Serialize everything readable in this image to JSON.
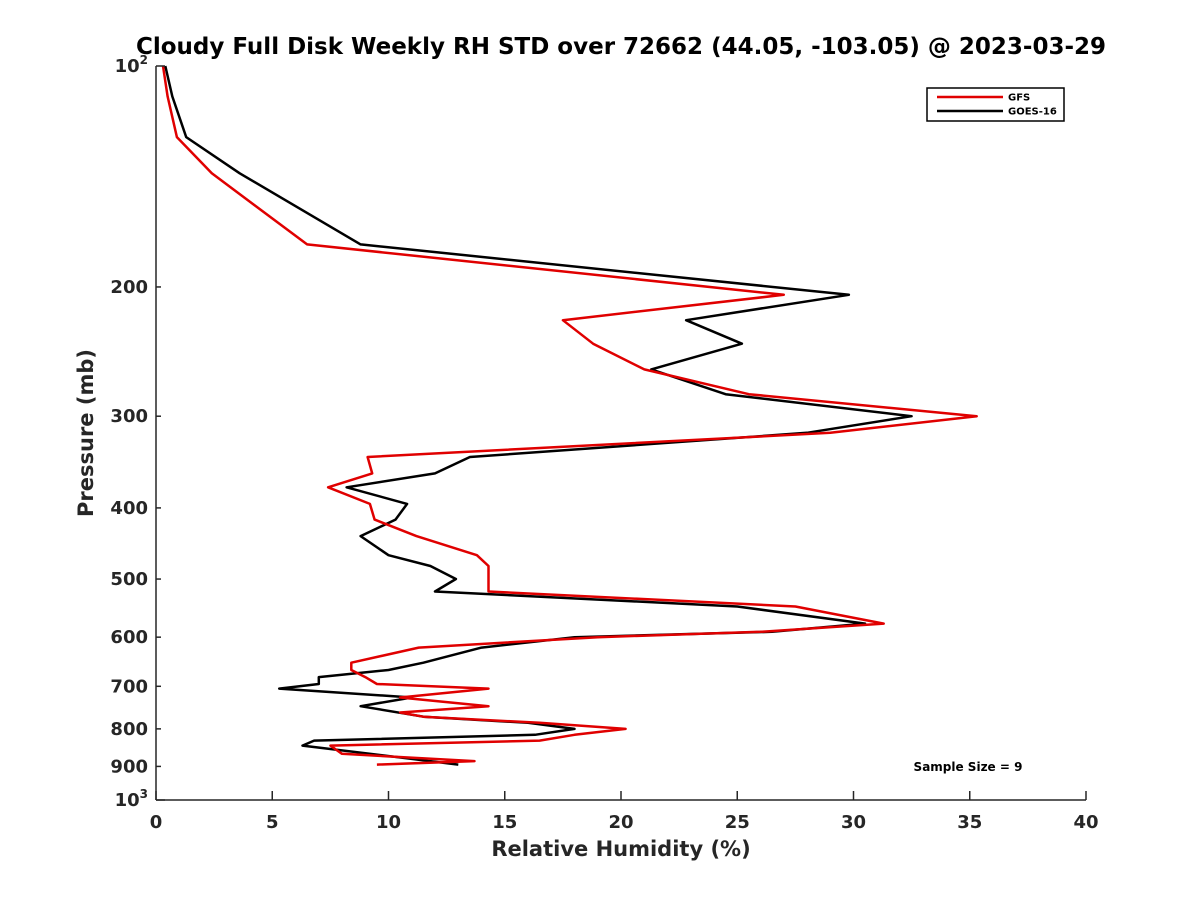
{
  "chart_data": {
    "type": "line",
    "title": "Cloudy Full Disk Weekly RH STD over 72662 (44.05, -103.05) @ 2023-03-29",
    "xlabel": "Relative Humidity (%)",
    "ylabel": "Pressure (mb)",
    "xlim": [
      0,
      40
    ],
    "ylim": [
      100,
      1000
    ],
    "y_scale": "log",
    "y_reversed": true,
    "x_ticks": [
      0,
      5,
      10,
      15,
      20,
      25,
      30,
      35,
      40
    ],
    "y_ticks": [
      {
        "value": 100,
        "label": "10",
        "exp": "2"
      },
      {
        "value": 200,
        "label": "200"
      },
      {
        "value": 300,
        "label": "300"
      },
      {
        "value": 400,
        "label": "400"
      },
      {
        "value": 500,
        "label": "500"
      },
      {
        "value": 600,
        "label": "600"
      },
      {
        "value": 700,
        "label": "700"
      },
      {
        "value": 800,
        "label": "800"
      },
      {
        "value": 900,
        "label": "900"
      },
      {
        "value": 1000,
        "label": "10",
        "exp": "3"
      }
    ],
    "grid": false,
    "legend_position": "top-right",
    "annotation": "Sample Size = 9",
    "series": [
      {
        "name": "GFS",
        "color": "#e00000",
        "points": [
          [
            0.3,
            100
          ],
          [
            0.5,
            110
          ],
          [
            0.9,
            125
          ],
          [
            2.4,
            140
          ],
          [
            6.5,
            175
          ],
          [
            27,
            205
          ],
          [
            17.5,
            222
          ],
          [
            18.8,
            239
          ],
          [
            21,
            259
          ],
          [
            25.5,
            280
          ],
          [
            35.3,
            300
          ],
          [
            29,
            316
          ],
          [
            9.1,
            341
          ],
          [
            9.3,
            359
          ],
          [
            7.4,
            375
          ],
          [
            9.2,
            395
          ],
          [
            9.4,
            415
          ],
          [
            11.2,
            437
          ],
          [
            13.8,
            464
          ],
          [
            14.3,
            480
          ],
          [
            14.3,
            520
          ],
          [
            27.5,
            545
          ],
          [
            31.3,
            575
          ],
          [
            26,
            590
          ],
          [
            19,
            600
          ],
          [
            11.3,
            620
          ],
          [
            8.4,
            650
          ],
          [
            8.4,
            665
          ],
          [
            9.0,
            680
          ],
          [
            9.5,
            695
          ],
          [
            14.3,
            705
          ],
          [
            10.5,
            725
          ],
          [
            14.3,
            745
          ],
          [
            10.5,
            760
          ],
          [
            11.5,
            770
          ],
          [
            16.5,
            785
          ],
          [
            20.2,
            800
          ],
          [
            18.0,
            815
          ],
          [
            16.5,
            830
          ],
          [
            7.5,
            843
          ],
          [
            8.0,
            865
          ],
          [
            13.7,
            885
          ],
          [
            9.5,
            895
          ]
        ]
      },
      {
        "name": "GOES-16",
        "color": "#000000",
        "points": [
          [
            0.4,
            100
          ],
          [
            0.7,
            110
          ],
          [
            1.3,
            125
          ],
          [
            3.6,
            140
          ],
          [
            8.8,
            175
          ],
          [
            29.8,
            205
          ],
          [
            22.8,
            222
          ],
          [
            25.2,
            239
          ],
          [
            21.3,
            259
          ],
          [
            24.5,
            280
          ],
          [
            32.5,
            300
          ],
          [
            28,
            316
          ],
          [
            13.5,
            341
          ],
          [
            12,
            359
          ],
          [
            8.2,
            375
          ],
          [
            10.8,
            395
          ],
          [
            10.3,
            415
          ],
          [
            8.8,
            437
          ],
          [
            10.0,
            464
          ],
          [
            11.8,
            480
          ],
          [
            12.9,
            500
          ],
          [
            12.0,
            520
          ],
          [
            25,
            545
          ],
          [
            30.5,
            575
          ],
          [
            26.5,
            590
          ],
          [
            18,
            600
          ],
          [
            14,
            620
          ],
          [
            11.5,
            650
          ],
          [
            10.0,
            665
          ],
          [
            7.0,
            680
          ],
          [
            7.0,
            695
          ],
          [
            5.3,
            705
          ],
          [
            11.0,
            725
          ],
          [
            8.8,
            745
          ],
          [
            11.5,
            770
          ],
          [
            16.0,
            785
          ],
          [
            18.0,
            800
          ],
          [
            16.3,
            815
          ],
          [
            6.8,
            830
          ],
          [
            6.3,
            843
          ],
          [
            13.0,
            895
          ]
        ]
      }
    ]
  }
}
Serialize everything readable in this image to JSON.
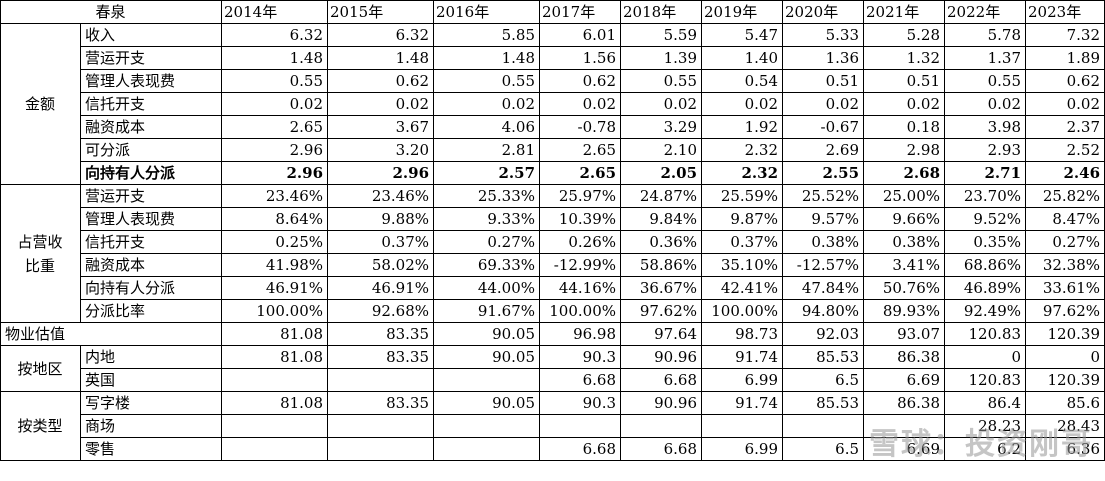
{
  "title": "春泉",
  "years": [
    "2014年",
    "2015年",
    "2016年",
    "2017年",
    "2018年",
    "2019年",
    "2020年",
    "2021年",
    "2022年",
    "2023年"
  ],
  "groups": {
    "amount": "金额",
    "ratio_line1": "占营收",
    "ratio_line2": "比重",
    "region": "按地区",
    "type": "按类型"
  },
  "amount_rows": [
    {
      "label": "收入",
      "values": [
        "6.32",
        "6.32",
        "5.85",
        "6.01",
        "5.59",
        "5.47",
        "5.33",
        "5.28",
        "5.78",
        "7.32"
      ]
    },
    {
      "label": "营运开支",
      "values": [
        "1.48",
        "1.48",
        "1.48",
        "1.56",
        "1.39",
        "1.40",
        "1.36",
        "1.32",
        "1.37",
        "1.89"
      ]
    },
    {
      "label": "管理人表现费",
      "values": [
        "0.55",
        "0.62",
        "0.55",
        "0.62",
        "0.55",
        "0.54",
        "0.51",
        "0.51",
        "0.55",
        "0.62"
      ]
    },
    {
      "label": "信托开支",
      "values": [
        "0.02",
        "0.02",
        "0.02",
        "0.02",
        "0.02",
        "0.02",
        "0.02",
        "0.02",
        "0.02",
        "0.02"
      ]
    },
    {
      "label": "融资成本",
      "values": [
        "2.65",
        "3.67",
        "4.06",
        "-0.78",
        "3.29",
        "1.92",
        "-0.67",
        "0.18",
        "3.98",
        "2.37"
      ]
    },
    {
      "label": "可分派",
      "values": [
        "2.96",
        "3.20",
        "2.81",
        "2.65",
        "2.10",
        "2.32",
        "2.69",
        "2.98",
        "2.93",
        "2.52"
      ]
    },
    {
      "label": "向持有人分派",
      "values": [
        "2.96",
        "2.96",
        "2.57",
        "2.65",
        "2.05",
        "2.32",
        "2.55",
        "2.68",
        "2.71",
        "2.46"
      ]
    }
  ],
  "ratio_rows": [
    {
      "label": "营运开支",
      "values": [
        "23.46%",
        "23.46%",
        "25.33%",
        "25.97%",
        "24.87%",
        "25.59%",
        "25.52%",
        "25.00%",
        "23.70%",
        "25.82%"
      ]
    },
    {
      "label": "管理人表现费",
      "values": [
        "8.64%",
        "9.88%",
        "9.33%",
        "10.39%",
        "9.84%",
        "9.87%",
        "9.57%",
        "9.66%",
        "9.52%",
        "8.47%"
      ]
    },
    {
      "label": "信托开支",
      "values": [
        "0.25%",
        "0.37%",
        "0.27%",
        "0.26%",
        "0.36%",
        "0.37%",
        "0.38%",
        "0.38%",
        "0.35%",
        "0.27%"
      ]
    },
    {
      "label": "融资成本",
      "values": [
        "41.98%",
        "58.02%",
        "69.33%",
        "-12.99%",
        "58.86%",
        "35.10%",
        "-12.57%",
        "3.41%",
        "68.86%",
        "32.38%"
      ]
    },
    {
      "label": "向持有人分派",
      "values": [
        "46.91%",
        "46.91%",
        "44.00%",
        "44.16%",
        "36.67%",
        "42.41%",
        "47.84%",
        "50.76%",
        "46.89%",
        "33.61%"
      ]
    },
    {
      "label": "分派比率",
      "values": [
        "100.00%",
        "92.68%",
        "91.67%",
        "100.00%",
        "97.62%",
        "100.00%",
        "94.80%",
        "89.93%",
        "92.49%",
        "97.62%"
      ]
    }
  ],
  "valuation_row": {
    "label": "物业估值",
    "values": [
      "81.08",
      "83.35",
      "90.05",
      "96.98",
      "97.64",
      "98.73",
      "92.03",
      "93.07",
      "120.83",
      "120.39"
    ]
  },
  "region_rows": [
    {
      "label": "内地",
      "values": [
        "81.08",
        "83.35",
        "90.05",
        "90.3",
        "90.96",
        "91.74",
        "85.53",
        "86.38",
        "0",
        "0"
      ]
    },
    {
      "label": "英国",
      "values": [
        "",
        "",
        "",
        "6.68",
        "6.68",
        "6.99",
        "",
        "6.69",
        "120.83",
        "120.39"
      ]
    }
  ],
  "region_merged": {
    "label": "6.5"
  },
  "type_rows": [
    {
      "label": "写字楼",
      "values": [
        "81.08",
        "83.35",
        "90.05",
        "90.3",
        "90.96",
        "91.74",
        "85.53",
        "86.38",
        "86.4",
        "85.6"
      ]
    },
    {
      "label": "商场",
      "values": [
        "",
        "",
        "",
        "",
        "",
        "",
        "",
        "",
        "28.23",
        "28.43"
      ]
    },
    {
      "label": "零售",
      "values": [
        "",
        "",
        "",
        "6.68",
        "6.68",
        "6.99",
        "6.5",
        "6.69",
        "6.2",
        "6.36"
      ]
    }
  ],
  "watermark": "雪球：投资刚哥"
}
------------------------
Requirements: The required answer is a single number: the count of lines in the entries that hold the string "title".

Full solution: 2